[EXTRAIT DU TEXTE]

☆ ☆ ☆ ☆

Rétractation d’une promesse unilatérale de vente : la Cour de cassation homogénéise enfin la sanction

Juillet 2021

Avis d'experts

Dans son arrêt du 23 juin 2021, la troisième chambre civile de la Cour de cassation considère que le débiteur d'une promesse unilatérale de vente s'oblige définitivement à vendre dès la conclusion de l'avant-contrat, sans possibilité de rétractation. Cette décision écarte la possibilité pour lui de se rétracter avant la levée de l'option par le bénéficiaire, contrairement à la solution de principe initiée par l'arrêt « Consorts Cruz » du 15 décembre 1993.
Telle est la nouvelle position de la Cour de cassation pour les faits antérieurs à l’Ordonnance du 10 février 2016, qui vient enfin harmoniser le régime de la promesse unilatérale de vente en cas de rétractation avant la levée d’option.

Pour rappel, une promesse unilatérale de vente est un avant-contrat par lequel le promettant s’engage envers le bénéficiaire à conclure un acte définitif de vente dans le cas où le bénéficiaire souhaiterait contracter et décide de lever l’option. Pendant la période d’option, deux choix s’offrent au bénéficiaire :

  • Il accepte et le contrat de vente est formé à la date de la levée d’option
  • Il refuse et le contrat n’est pas formé.

En réalité, la pratique nous a montré l’existence d’une autre possibilité : que se passe-t-il lorsque le promettant se rétracte pendant le temps laissé au bénéficiaire pour lever l’option ?

Deux solutions sont possibles, avec une évolution de leur application dans le temps :

  • Jusqu’au nouvel arrêt du 23 juin 2021, la jurisprudence considérait que la rétractation de la promesse par le promettant avant la levée d’option du bénéficiaire n’ouvrait droit qu’à des dommages et intérêts envers le bénéficiaire.
  • Depuis l’Ordonnance du 10 février 2016 portant réforme du droit des contrats, l’article 1124 alinéa 2 du Code civil permet l’exécution forcée de la promesse unilatérale de vente pour les promesses conclues après le 1er octobre 2016.
    Il en résultait des solutions différentes et incohérentes selon la date de conclusion de la promesse, avant ou après le 1er octobre 2016.

☆ ☆ ☆ ☆

[DONNÉES]
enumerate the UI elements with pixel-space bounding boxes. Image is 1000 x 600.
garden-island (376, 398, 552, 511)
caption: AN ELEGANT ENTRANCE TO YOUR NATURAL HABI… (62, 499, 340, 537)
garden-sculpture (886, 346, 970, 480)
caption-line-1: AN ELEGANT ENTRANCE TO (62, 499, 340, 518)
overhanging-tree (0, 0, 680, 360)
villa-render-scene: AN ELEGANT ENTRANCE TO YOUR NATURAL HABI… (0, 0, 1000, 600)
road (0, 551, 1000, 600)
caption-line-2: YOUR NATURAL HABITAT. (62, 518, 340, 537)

☆ ☆ ☆ ☆

[ÉNONCÉ]
Renvoyez sans la moindre modification le passage de l'article sur la rétractation d'une promesse unilatérale de vente qui va de « Dans son arrêt » jusqu'à « la levée d’option. ».

[CORRIGÉ]
Dans son arrêt du 23 juin 2021, la troisième chambre civile de la Cour de cassation considère que le débiteur d'une promesse unilatérale de vente s'oblige définitivement à vendre dès la conclusion de l'avant-contrat, sans possibilité de rétractation. Cette décision écarte la possibilité pour lui de se rétracter avant la levée de l'option par le bénéficiaire, contrairement à la solution de principe initiée par l'arrêt « Consorts Cruz » du 15 décembre 1993.
Telle est la nouvelle position de la Cour de cassation pour les faits antérieurs à l’Ordonnance du 10 février 2016, qui vient enfin harmoniser le régime de la promesse unilatérale de vente en cas de rétractation avant la levée d’option.